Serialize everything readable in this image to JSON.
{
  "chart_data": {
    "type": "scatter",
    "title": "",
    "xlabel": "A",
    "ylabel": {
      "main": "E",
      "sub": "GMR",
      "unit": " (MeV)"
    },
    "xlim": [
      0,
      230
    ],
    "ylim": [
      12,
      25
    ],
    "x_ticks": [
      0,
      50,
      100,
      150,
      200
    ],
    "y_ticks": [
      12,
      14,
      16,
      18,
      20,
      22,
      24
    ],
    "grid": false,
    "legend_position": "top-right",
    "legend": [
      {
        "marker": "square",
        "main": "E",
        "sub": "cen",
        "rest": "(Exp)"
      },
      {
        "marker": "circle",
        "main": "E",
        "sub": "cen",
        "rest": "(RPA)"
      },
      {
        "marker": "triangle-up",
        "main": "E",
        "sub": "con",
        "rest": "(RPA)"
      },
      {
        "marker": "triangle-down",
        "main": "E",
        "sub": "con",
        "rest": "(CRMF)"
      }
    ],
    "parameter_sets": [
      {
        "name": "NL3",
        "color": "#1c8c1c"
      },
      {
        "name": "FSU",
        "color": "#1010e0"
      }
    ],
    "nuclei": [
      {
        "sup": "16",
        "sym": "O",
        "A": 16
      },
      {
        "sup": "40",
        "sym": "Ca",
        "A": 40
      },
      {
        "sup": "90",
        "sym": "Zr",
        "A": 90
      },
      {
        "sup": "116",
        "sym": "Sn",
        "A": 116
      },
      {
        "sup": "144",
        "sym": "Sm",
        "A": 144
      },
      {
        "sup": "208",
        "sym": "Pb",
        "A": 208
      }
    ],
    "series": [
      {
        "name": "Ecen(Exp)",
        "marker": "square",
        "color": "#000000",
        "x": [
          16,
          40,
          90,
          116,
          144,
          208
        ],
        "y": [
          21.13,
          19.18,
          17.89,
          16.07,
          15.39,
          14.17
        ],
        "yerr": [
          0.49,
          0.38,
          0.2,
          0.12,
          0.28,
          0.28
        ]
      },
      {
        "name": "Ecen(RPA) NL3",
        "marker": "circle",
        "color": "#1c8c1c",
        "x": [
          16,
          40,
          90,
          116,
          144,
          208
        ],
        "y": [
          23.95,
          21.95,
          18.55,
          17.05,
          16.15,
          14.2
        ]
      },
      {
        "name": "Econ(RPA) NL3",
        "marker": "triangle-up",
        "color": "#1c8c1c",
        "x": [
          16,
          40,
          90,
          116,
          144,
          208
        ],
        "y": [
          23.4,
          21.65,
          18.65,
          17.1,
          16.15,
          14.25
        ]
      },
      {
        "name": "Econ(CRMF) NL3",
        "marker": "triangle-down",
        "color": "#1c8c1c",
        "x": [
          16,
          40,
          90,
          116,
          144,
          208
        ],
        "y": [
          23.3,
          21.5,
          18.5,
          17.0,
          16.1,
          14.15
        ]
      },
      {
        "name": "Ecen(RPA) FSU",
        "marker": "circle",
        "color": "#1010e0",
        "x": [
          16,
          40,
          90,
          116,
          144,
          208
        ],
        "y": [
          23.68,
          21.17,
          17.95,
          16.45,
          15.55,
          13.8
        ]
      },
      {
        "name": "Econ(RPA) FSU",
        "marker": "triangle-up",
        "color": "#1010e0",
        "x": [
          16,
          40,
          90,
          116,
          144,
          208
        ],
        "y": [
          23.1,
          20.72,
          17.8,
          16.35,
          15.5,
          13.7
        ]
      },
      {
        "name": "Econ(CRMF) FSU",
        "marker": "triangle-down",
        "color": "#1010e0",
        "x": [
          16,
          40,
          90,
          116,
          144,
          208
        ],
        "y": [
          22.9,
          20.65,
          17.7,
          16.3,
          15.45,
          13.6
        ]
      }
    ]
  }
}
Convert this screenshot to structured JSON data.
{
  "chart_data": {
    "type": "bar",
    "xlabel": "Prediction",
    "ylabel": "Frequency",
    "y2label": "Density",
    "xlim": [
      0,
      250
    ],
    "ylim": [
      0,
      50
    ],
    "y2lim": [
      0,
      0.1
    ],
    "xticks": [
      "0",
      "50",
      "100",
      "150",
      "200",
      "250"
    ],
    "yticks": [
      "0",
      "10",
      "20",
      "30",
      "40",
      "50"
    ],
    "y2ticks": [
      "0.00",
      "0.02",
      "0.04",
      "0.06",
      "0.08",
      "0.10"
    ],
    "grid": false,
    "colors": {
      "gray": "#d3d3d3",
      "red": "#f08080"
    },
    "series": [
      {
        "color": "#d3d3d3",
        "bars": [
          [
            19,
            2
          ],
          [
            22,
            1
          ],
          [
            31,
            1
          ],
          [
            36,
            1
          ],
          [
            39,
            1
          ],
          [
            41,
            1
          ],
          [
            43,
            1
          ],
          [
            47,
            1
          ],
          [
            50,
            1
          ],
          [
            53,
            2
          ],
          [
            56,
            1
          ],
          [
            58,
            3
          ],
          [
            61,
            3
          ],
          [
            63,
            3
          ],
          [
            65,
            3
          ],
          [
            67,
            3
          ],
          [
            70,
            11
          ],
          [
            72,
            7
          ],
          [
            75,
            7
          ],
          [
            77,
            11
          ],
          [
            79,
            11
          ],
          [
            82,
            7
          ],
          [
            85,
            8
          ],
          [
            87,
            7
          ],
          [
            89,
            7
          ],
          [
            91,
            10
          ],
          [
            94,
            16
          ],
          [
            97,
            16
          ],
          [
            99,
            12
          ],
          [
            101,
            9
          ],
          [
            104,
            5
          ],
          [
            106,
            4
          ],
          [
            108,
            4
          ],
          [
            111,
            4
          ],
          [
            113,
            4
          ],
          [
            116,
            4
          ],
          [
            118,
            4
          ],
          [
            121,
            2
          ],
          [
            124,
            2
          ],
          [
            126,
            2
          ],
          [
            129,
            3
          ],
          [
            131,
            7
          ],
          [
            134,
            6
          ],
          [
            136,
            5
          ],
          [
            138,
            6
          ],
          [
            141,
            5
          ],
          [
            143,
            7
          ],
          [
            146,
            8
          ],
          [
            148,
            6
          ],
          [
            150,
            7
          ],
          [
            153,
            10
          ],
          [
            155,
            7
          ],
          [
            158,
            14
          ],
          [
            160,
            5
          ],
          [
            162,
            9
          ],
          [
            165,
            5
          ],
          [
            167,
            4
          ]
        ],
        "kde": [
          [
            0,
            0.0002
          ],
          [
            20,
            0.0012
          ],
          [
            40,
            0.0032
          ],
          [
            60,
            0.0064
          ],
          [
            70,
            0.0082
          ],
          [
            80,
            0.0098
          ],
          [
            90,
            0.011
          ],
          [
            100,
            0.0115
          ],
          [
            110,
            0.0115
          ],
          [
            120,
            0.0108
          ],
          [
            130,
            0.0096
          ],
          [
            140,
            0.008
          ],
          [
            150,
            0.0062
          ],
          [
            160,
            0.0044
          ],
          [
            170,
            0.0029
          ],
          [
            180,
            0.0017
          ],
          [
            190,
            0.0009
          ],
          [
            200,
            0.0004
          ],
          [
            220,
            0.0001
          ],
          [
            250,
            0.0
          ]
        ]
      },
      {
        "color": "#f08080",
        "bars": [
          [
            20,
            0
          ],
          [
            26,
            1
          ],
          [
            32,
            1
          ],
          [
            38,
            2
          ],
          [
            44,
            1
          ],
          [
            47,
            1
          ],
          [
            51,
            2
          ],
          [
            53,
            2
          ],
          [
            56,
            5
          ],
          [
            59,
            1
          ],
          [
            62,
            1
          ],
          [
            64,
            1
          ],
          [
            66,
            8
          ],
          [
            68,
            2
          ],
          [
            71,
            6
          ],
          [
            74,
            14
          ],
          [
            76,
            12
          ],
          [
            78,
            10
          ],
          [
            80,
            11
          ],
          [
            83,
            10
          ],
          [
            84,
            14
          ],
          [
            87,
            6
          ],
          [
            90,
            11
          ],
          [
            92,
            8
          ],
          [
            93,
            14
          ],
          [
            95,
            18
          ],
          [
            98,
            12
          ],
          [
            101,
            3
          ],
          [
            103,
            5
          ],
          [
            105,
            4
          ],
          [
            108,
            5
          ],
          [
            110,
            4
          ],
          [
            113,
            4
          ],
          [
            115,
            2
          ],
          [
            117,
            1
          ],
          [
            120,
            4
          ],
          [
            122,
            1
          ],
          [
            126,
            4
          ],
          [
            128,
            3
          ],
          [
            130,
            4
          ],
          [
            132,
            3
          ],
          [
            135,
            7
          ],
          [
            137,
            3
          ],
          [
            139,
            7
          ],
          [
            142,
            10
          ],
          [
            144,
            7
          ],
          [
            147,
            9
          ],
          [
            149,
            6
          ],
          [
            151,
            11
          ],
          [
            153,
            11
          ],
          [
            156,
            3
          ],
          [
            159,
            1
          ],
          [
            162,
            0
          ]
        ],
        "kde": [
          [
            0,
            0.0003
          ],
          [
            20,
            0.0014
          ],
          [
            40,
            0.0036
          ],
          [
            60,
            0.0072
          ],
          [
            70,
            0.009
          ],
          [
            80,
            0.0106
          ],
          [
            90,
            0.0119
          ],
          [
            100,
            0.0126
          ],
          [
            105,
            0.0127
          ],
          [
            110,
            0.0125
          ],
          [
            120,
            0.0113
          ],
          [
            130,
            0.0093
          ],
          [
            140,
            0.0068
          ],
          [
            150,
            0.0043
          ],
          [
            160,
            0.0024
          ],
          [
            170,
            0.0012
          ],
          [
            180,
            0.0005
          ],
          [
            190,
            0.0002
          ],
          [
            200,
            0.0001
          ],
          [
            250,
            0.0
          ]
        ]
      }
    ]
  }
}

+---+

TASK DESCRIPTION:
Where a line above holds the string "this", show that line.

THE OUTPUT:
Serialize everything readable in this image to JSON.
Convert this screenshot to structured JSON data.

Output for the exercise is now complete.